Stated exercise =>
Show all lines from the listing below that contain "który".

===== Task input

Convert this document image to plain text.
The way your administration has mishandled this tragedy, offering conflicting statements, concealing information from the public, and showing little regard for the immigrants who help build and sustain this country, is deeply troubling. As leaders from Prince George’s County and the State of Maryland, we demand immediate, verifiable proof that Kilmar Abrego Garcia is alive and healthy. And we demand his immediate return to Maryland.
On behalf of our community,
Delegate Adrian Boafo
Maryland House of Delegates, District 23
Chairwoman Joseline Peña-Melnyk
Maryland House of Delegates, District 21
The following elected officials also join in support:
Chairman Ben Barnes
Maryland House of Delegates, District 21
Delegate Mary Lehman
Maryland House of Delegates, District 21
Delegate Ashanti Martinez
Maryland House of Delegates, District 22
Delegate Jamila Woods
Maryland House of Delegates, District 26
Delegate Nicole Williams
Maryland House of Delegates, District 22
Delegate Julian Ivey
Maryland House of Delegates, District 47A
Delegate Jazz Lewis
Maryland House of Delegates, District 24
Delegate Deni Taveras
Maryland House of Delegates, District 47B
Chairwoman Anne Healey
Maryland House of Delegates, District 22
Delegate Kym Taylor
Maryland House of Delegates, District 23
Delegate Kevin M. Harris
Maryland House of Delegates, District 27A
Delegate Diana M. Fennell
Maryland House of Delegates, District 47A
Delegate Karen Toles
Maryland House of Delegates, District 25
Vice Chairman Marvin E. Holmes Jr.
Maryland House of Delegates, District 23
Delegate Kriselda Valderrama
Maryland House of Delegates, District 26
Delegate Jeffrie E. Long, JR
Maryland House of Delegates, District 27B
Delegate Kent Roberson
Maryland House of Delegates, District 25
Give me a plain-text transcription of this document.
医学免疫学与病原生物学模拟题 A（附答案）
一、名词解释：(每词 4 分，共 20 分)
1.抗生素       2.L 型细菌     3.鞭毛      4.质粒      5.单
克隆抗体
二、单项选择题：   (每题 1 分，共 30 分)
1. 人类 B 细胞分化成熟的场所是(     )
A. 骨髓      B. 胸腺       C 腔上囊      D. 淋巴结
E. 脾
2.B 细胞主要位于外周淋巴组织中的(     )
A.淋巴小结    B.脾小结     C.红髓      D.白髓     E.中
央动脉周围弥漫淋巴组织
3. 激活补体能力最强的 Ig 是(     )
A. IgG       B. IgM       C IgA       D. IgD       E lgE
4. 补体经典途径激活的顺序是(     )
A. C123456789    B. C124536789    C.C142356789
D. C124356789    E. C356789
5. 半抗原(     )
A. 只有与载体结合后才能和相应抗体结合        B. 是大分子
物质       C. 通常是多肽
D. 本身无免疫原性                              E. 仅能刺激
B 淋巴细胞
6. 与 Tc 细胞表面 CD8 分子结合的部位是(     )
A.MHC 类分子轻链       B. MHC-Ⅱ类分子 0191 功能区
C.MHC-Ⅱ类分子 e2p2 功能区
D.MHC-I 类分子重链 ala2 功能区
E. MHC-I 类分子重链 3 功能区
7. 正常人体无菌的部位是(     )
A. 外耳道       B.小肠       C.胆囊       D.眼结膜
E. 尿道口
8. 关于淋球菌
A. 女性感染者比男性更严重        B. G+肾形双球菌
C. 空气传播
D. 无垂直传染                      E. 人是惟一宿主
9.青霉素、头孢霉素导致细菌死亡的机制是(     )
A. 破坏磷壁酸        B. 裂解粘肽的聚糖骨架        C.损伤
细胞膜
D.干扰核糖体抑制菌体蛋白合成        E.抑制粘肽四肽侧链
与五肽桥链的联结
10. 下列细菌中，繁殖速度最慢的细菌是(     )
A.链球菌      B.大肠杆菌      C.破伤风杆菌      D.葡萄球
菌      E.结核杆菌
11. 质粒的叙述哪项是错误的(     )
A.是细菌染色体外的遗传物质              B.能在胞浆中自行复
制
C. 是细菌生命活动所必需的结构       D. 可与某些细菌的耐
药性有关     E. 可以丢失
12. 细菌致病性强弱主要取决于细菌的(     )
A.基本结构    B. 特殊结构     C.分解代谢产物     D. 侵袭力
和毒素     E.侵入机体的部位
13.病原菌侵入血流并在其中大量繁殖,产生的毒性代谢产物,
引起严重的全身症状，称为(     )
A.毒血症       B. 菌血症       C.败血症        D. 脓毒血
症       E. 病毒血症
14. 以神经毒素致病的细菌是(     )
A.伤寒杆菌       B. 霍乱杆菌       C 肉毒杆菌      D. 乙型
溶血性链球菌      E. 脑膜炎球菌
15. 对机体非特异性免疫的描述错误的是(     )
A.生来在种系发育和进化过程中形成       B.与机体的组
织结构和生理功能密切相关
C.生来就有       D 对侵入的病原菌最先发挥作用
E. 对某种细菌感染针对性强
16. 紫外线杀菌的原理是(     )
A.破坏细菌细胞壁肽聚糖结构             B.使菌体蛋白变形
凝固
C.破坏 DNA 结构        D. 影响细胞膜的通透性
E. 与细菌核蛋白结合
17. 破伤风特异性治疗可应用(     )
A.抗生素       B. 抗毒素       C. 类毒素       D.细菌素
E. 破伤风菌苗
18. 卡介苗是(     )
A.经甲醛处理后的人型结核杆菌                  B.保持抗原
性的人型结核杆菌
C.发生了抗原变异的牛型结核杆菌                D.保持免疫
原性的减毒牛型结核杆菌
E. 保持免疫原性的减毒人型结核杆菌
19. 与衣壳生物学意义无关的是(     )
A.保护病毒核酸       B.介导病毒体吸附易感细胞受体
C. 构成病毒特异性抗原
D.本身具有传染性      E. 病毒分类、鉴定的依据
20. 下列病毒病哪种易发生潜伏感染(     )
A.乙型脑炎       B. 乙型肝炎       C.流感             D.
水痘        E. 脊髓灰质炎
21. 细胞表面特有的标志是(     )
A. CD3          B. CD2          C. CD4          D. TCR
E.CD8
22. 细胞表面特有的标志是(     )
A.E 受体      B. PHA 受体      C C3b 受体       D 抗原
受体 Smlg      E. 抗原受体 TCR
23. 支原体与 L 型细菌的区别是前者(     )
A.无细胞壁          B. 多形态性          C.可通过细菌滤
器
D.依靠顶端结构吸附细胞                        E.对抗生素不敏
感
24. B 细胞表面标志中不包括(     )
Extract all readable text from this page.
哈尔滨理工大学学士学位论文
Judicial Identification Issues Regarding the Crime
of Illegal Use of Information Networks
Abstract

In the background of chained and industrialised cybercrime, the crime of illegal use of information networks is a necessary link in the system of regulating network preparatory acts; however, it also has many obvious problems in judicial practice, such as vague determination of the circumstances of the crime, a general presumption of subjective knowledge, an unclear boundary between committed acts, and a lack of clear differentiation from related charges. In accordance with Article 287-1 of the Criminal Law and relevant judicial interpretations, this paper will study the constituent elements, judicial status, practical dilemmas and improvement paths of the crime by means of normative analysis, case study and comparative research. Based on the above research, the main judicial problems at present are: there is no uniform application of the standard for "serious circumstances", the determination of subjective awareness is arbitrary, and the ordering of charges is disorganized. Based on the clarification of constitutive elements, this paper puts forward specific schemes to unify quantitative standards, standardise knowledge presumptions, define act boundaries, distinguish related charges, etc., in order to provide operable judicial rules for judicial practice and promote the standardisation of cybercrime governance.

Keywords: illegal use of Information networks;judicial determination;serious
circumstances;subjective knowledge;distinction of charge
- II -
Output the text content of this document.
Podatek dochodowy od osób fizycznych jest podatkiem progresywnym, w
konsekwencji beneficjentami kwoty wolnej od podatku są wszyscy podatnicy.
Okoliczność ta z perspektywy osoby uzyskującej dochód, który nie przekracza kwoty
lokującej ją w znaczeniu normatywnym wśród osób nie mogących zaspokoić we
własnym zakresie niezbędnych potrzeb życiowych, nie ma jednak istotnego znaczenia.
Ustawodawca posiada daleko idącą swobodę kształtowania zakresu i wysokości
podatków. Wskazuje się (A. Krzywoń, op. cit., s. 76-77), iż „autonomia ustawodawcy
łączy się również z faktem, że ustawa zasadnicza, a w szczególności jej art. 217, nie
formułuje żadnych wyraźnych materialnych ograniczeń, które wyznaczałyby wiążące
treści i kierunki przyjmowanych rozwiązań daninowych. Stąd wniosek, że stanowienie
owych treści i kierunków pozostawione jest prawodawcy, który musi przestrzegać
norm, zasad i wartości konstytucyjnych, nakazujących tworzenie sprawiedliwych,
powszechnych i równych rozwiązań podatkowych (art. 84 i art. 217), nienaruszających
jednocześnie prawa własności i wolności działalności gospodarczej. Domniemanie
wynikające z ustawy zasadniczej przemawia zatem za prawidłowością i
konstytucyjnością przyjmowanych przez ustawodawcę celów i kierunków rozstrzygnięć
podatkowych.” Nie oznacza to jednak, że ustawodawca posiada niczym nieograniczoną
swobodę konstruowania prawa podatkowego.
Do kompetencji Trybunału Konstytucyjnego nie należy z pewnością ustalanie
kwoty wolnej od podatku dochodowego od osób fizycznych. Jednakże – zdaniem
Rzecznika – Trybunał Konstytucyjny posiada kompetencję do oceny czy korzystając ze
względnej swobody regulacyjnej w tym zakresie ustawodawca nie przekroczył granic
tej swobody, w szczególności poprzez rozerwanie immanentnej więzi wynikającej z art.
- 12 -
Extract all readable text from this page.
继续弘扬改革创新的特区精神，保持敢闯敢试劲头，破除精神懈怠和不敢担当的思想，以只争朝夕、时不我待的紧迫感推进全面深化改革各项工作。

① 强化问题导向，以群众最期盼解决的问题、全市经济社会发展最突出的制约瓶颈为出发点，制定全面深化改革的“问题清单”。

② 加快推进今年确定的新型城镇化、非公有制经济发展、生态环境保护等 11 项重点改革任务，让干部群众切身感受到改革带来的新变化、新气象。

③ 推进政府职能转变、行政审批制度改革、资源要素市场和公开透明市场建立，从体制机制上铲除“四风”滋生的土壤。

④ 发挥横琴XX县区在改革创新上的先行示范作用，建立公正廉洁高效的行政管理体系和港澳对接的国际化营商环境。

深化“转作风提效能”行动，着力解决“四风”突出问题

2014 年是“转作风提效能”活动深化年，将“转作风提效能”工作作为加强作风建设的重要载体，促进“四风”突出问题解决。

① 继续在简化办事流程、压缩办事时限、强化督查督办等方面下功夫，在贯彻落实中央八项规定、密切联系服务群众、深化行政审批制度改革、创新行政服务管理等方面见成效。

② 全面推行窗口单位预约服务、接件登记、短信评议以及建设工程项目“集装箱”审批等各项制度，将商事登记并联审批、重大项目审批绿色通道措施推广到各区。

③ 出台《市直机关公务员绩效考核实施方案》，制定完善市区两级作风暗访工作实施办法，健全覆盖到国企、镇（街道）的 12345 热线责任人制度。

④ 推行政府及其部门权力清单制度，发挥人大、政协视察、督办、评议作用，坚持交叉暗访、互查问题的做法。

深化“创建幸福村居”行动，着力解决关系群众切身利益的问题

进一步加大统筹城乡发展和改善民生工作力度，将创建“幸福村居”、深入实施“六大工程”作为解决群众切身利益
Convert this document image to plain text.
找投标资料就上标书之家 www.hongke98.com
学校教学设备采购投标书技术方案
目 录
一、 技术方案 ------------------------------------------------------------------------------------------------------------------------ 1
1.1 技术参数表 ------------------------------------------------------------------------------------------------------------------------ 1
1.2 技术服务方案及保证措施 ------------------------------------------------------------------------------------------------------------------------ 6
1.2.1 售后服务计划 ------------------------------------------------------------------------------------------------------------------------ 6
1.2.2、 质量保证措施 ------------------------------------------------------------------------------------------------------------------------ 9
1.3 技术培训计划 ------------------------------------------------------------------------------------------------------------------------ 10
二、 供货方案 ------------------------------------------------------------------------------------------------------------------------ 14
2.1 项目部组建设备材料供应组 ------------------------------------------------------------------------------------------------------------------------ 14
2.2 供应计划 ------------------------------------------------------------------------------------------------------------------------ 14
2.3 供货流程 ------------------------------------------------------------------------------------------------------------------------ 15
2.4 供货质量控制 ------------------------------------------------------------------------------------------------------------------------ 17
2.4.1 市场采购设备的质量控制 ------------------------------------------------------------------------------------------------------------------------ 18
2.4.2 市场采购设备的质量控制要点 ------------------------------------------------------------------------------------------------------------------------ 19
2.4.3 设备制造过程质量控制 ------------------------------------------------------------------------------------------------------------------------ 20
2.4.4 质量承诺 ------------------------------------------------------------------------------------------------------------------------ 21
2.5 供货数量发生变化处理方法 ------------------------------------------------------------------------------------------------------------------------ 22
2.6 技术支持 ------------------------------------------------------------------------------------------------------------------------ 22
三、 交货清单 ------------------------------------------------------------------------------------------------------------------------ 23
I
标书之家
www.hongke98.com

==========

Solution to the problem =>
Okoliczność ta z perspektywy osoby uzyskującej dochód, który nie przekracza kwoty
owych treści i kierunków pozostawione jest prawodawcy, który musi przestrzegać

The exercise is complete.